THE REQUEST:
From the entries that follow, list every line in which the string "mueble" appears.

-- START WORKING DATA --

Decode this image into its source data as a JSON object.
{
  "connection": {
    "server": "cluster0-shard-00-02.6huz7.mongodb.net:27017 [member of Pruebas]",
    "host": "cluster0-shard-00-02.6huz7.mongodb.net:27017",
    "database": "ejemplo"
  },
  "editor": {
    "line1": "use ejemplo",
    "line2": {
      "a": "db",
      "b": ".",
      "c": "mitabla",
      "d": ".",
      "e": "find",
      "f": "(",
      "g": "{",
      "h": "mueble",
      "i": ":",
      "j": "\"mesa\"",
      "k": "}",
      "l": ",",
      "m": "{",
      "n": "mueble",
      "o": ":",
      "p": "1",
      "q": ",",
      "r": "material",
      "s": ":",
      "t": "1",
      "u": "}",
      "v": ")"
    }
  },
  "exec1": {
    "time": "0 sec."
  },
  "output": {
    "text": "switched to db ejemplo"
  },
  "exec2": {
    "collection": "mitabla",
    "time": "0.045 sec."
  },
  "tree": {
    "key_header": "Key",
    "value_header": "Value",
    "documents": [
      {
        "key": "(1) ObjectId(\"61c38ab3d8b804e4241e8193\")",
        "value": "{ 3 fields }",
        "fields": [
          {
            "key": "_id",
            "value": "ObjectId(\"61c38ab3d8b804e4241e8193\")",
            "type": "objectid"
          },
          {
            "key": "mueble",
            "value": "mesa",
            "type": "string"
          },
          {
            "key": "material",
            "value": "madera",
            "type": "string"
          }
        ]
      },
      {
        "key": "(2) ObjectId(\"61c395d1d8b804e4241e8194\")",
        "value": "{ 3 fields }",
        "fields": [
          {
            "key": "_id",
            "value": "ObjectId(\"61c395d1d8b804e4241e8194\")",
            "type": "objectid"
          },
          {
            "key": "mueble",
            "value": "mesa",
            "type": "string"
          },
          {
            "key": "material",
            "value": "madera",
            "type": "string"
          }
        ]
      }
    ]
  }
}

-- END WORKING DATA --

FINISHED EXERCISE:
      "h": "mueble",
      "n": "mueble",
            "key": "mueble",
            "key": "mueble",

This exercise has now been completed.